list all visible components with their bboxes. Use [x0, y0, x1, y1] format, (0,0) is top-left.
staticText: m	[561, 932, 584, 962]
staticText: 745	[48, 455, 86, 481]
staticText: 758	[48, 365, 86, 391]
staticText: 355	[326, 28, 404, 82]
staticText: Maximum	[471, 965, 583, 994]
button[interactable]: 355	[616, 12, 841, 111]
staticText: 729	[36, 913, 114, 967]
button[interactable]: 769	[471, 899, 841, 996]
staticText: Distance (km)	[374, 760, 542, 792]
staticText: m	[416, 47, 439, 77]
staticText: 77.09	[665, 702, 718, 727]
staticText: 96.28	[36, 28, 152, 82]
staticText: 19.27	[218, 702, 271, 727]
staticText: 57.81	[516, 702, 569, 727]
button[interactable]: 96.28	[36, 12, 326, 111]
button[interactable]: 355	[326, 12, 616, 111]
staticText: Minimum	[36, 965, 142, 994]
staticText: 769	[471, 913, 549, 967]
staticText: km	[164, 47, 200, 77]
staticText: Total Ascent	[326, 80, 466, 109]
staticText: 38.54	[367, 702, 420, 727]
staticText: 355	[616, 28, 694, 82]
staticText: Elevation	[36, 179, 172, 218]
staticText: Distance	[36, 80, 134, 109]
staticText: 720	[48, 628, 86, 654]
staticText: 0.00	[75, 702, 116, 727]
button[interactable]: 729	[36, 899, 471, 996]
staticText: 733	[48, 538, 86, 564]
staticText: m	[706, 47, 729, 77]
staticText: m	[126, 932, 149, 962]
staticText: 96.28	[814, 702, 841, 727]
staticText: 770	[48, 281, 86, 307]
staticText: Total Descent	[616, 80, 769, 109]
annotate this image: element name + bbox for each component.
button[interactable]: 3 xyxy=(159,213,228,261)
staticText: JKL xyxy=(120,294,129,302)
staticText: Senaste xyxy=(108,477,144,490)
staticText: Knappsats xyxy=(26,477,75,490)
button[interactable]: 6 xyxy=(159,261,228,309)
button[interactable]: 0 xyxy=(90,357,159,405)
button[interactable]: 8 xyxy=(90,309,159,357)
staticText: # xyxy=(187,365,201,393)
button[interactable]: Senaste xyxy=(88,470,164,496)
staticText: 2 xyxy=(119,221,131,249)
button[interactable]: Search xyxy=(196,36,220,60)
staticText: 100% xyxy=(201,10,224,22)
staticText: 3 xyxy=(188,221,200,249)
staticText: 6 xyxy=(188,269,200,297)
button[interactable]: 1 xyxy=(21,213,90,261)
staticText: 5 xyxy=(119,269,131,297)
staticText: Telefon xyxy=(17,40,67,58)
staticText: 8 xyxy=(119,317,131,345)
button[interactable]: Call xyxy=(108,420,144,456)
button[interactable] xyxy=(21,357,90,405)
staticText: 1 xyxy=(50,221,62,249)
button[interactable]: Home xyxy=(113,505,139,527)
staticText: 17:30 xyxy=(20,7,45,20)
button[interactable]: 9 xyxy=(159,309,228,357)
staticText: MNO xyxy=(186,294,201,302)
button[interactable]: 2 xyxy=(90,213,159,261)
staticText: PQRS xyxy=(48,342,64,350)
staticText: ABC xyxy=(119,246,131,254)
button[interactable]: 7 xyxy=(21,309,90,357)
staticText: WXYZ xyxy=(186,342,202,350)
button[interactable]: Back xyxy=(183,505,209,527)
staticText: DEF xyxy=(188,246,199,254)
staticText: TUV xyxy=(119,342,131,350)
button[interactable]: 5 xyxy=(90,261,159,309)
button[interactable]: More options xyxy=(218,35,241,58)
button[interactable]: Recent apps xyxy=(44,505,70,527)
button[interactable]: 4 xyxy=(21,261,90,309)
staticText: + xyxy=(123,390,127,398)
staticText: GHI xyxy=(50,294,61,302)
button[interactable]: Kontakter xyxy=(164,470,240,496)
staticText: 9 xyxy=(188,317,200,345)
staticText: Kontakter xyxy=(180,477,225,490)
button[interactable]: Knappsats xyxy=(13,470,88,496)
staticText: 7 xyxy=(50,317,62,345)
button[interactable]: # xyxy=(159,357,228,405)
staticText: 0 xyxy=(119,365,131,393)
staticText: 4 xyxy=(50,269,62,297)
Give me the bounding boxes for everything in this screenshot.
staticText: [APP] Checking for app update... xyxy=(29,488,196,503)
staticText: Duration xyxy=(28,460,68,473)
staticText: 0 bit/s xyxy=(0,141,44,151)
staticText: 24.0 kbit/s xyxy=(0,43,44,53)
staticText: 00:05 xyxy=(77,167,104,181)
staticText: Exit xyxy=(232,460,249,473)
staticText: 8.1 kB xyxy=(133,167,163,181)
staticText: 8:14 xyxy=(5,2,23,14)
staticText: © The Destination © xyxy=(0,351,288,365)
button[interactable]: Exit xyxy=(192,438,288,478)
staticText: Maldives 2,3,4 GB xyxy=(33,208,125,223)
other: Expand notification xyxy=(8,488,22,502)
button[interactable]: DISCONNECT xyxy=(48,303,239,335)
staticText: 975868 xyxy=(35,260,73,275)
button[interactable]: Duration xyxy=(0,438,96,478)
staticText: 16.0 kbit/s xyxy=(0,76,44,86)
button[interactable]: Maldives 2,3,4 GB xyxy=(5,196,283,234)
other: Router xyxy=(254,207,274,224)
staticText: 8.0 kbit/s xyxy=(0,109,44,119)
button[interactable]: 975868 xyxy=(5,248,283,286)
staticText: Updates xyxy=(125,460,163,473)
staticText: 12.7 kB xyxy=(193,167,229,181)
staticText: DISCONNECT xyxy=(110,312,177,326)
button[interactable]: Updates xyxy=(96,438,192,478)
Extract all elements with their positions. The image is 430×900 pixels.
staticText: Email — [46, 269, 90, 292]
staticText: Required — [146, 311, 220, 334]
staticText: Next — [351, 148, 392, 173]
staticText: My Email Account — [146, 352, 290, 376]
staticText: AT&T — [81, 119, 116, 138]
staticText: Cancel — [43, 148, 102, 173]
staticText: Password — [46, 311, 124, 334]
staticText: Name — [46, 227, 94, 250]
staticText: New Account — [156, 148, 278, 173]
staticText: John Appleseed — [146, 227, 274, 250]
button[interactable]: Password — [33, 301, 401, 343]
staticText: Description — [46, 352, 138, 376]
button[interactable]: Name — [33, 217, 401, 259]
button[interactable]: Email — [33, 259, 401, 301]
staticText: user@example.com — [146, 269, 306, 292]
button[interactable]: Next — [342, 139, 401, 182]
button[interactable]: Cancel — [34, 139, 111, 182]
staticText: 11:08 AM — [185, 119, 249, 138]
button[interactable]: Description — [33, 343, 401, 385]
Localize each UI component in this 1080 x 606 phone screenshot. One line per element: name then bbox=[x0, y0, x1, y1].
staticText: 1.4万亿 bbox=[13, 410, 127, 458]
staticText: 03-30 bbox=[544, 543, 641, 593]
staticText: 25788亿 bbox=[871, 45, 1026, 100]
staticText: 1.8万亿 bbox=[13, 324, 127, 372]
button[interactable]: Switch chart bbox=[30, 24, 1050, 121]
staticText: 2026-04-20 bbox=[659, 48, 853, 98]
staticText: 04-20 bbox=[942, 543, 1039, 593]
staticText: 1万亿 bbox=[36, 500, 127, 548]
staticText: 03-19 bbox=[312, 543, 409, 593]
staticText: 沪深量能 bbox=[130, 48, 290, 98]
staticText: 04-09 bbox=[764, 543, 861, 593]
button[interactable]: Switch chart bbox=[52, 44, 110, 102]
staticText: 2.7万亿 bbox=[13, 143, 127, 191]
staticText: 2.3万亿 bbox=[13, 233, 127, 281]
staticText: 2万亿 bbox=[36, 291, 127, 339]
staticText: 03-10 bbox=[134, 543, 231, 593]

□ □ □ □

--- Set task ---
Edit the data above by putting "Change chart" wherever "Switch chart" appears. Leave everything else the same.

--- Result for this exercise ---
list all visible components with their bboxes. Use [x0, y0, x1, y1] format, (0,0) is top-left.
staticText: m	[561, 932, 584, 962]
staticText: 745	[48, 455, 86, 481]
staticText: 758	[48, 365, 86, 391]
staticText: 355	[326, 28, 404, 82]
staticText: Maximum	[471, 965, 583, 994]
button[interactable]: 355	[616, 12, 841, 111]
staticText: 729	[36, 913, 114, 967]
button[interactable]: 769	[471, 899, 841, 996]
staticText: Distance (km)	[374, 760, 542, 792]
staticText: m	[416, 47, 439, 77]
staticText: 77.09	[665, 702, 718, 727]
staticText: 96.28	[36, 28, 152, 82]
staticText: 19.27	[218, 702, 271, 727]
staticText: 57.81	[516, 702, 569, 727]
button[interactable]: 96.28	[36, 12, 326, 111]
button[interactable]: 355	[326, 12, 616, 111]
staticText: Minimum	[36, 965, 142, 994]
staticText: 769	[471, 913, 549, 967]
staticText: km	[164, 47, 200, 77]
staticText: Total Ascent	[326, 80, 466, 109]
staticText: 38.54	[367, 702, 420, 727]
staticText: 355	[616, 28, 694, 82]
staticText: Elevation	[36, 179, 172, 218]
staticText: Distance	[36, 80, 134, 109]
staticText: 720	[48, 628, 86, 654]
staticText: 0.00	[75, 702, 116, 727]
button[interactable]: 729	[36, 899, 471, 996]
staticText: 733	[48, 538, 86, 564]
staticText: m	[706, 47, 729, 77]
staticText: m	[126, 932, 149, 962]
staticText: 96.28	[814, 702, 841, 727]
staticText: 770	[48, 281, 86, 307]
staticText: Total Descent	[616, 80, 769, 109]
annotate this image: element name + bbox for each component.
button[interactable]: 3 xyxy=(159,213,228,261)
staticText: JKL xyxy=(120,294,129,302)
staticText: Senaste xyxy=(108,477,144,490)
staticText: Knappsats xyxy=(26,477,75,490)
button[interactable]: 6 xyxy=(159,261,228,309)
button[interactable]: 0 xyxy=(90,357,159,405)
button[interactable]: 8 xyxy=(90,309,159,357)
staticText: # xyxy=(187,365,201,393)
button[interactable]: Senaste xyxy=(88,470,164,496)
staticText: 2 xyxy=(119,221,131,249)
button[interactable]: Search xyxy=(196,36,220,60)
staticText: 100% xyxy=(201,10,224,22)
staticText: 3 xyxy=(188,221,200,249)
staticText: 6 xyxy=(188,269,200,297)
button[interactable]: 1 xyxy=(21,213,90,261)
staticText: 5 xyxy=(119,269,131,297)
staticText: Telefon xyxy=(17,40,67,58)
staticText: 8 xyxy=(119,317,131,345)
button[interactable]: Call xyxy=(108,420,144,456)
button[interactable] xyxy=(21,357,90,405)
staticText: 1 xyxy=(50,221,62,249)
button[interactable]: Home xyxy=(113,505,139,527)
staticText: 17:30 xyxy=(20,7,45,20)
button[interactable]: 9 xyxy=(159,309,228,357)
staticText: MNO xyxy=(186,294,201,302)
button[interactable]: 2 xyxy=(90,213,159,261)
staticText: PQRS xyxy=(48,342,64,350)
staticText: ABC xyxy=(119,246,131,254)
button[interactable]: 7 xyxy=(21,309,90,357)
staticText: WXYZ xyxy=(186,342,202,350)
button[interactable]: Back xyxy=(183,505,209,527)
staticText: DEF xyxy=(188,246,199,254)
staticText: TUV xyxy=(119,342,131,350)
button[interactable]: 5 xyxy=(90,261,159,309)
button[interactable]: More options xyxy=(218,35,241,58)
button[interactable]: Recent apps xyxy=(44,505,70,527)
button[interactable]: 4 xyxy=(21,261,90,309)
staticText: + xyxy=(123,390,127,398)
staticText: GHI xyxy=(50,294,61,302)
button[interactable]: Kontakter xyxy=(164,470,240,496)
staticText: 9 xyxy=(188,317,200,345)
staticText: Kontakter xyxy=(180,477,225,490)
button[interactable]: Knappsats xyxy=(13,470,88,496)
staticText: 7 xyxy=(50,317,62,345)
button[interactable]: # xyxy=(159,357,228,405)
staticText: 0 xyxy=(119,365,131,393)
staticText: 4 xyxy=(50,269,62,297)
Give me the bounding boxes for everything in this screenshot.
staticText: [APP] Checking for app update... xyxy=(29,488,196,503)
staticText: Duration xyxy=(28,460,68,473)
staticText: 0 bit/s xyxy=(0,141,44,151)
staticText: 24.0 kbit/s xyxy=(0,43,44,53)
staticText: 00:05 xyxy=(77,167,104,181)
staticText: Exit xyxy=(232,460,249,473)
staticText: 8.1 kB xyxy=(133,167,163,181)
staticText: 8:14 xyxy=(5,2,23,14)
staticText: © The Destination © xyxy=(0,351,288,365)
button[interactable]: Exit xyxy=(192,438,288,478)
staticText: Maldives 2,3,4 GB xyxy=(33,208,125,223)
other: Expand notification xyxy=(8,488,22,502)
button[interactable]: DISCONNECT xyxy=(48,303,239,335)
staticText: 975868 xyxy=(35,260,73,275)
button[interactable]: Duration xyxy=(0,438,96,478)
staticText: 16.0 kbit/s xyxy=(0,76,44,86)
button[interactable]: Maldives 2,3,4 GB xyxy=(5,196,283,234)
other: Router xyxy=(254,207,274,224)
staticText: 8.0 kbit/s xyxy=(0,109,44,119)
button[interactable]: 975868 xyxy=(5,248,283,286)
staticText: Updates xyxy=(125,460,163,473)
staticText: 12.7 kB xyxy=(193,167,229,181)
staticText: DISCONNECT xyxy=(110,312,177,326)
button[interactable]: Updates xyxy=(96,438,192,478)
Extract all elements with their positions. The image is 430×900 pixels.
staticText: Email — [46, 269, 90, 292]
staticText: Required — [146, 311, 220, 334]
staticText: Next — [351, 148, 392, 173]
staticText: My Email Account — [146, 352, 290, 376]
staticText: AT&T — [81, 119, 116, 138]
staticText: Cancel — [43, 148, 102, 173]
staticText: Password — [46, 311, 124, 334]
staticText: Name — [46, 227, 94, 250]
staticText: New Account — [156, 148, 278, 173]
staticText: John Appleseed — [146, 227, 274, 250]
button[interactable]: Password — [33, 301, 401, 343]
staticText: Description — [46, 352, 138, 376]
button[interactable]: Name — [33, 217, 401, 259]
button[interactable]: Email — [33, 259, 401, 301]
staticText: user@example.com — [146, 269, 306, 292]
button[interactable]: Next — [342, 139, 401, 182]
button[interactable]: Cancel — [34, 139, 111, 182]
staticText: 11:08 AM — [185, 119, 249, 138]
button[interactable]: Description — [33, 343, 401, 385]
Localize each UI component in this 1080 x 606 phone screenshot. One line per element: name then bbox=[x0, y0, x1, y1].
staticText: 1.4万亿 bbox=[13, 410, 127, 458]
staticText: 03-30 bbox=[544, 543, 641, 593]
staticText: 25788亿 bbox=[871, 45, 1026, 100]
staticText: 1.8万亿 bbox=[13, 324, 127, 372]
button[interactable]: Change chart bbox=[30, 24, 1050, 121]
staticText: 2026-04-20 bbox=[659, 48, 853, 98]
staticText: 04-20 bbox=[942, 543, 1039, 593]
staticText: 1万亿 bbox=[36, 500, 127, 548]
staticText: 03-19 bbox=[312, 543, 409, 593]
staticText: 沪深量能 bbox=[130, 48, 290, 98]
staticText: 04-09 bbox=[764, 543, 861, 593]
button[interactable]: Change chart bbox=[52, 44, 110, 102]
staticText: 2.7万亿 bbox=[13, 143, 127, 191]
staticText: 2.3万亿 bbox=[13, 233, 127, 281]
staticText: 2万亿 bbox=[36, 291, 127, 339]
staticText: 03-10 bbox=[134, 543, 231, 593]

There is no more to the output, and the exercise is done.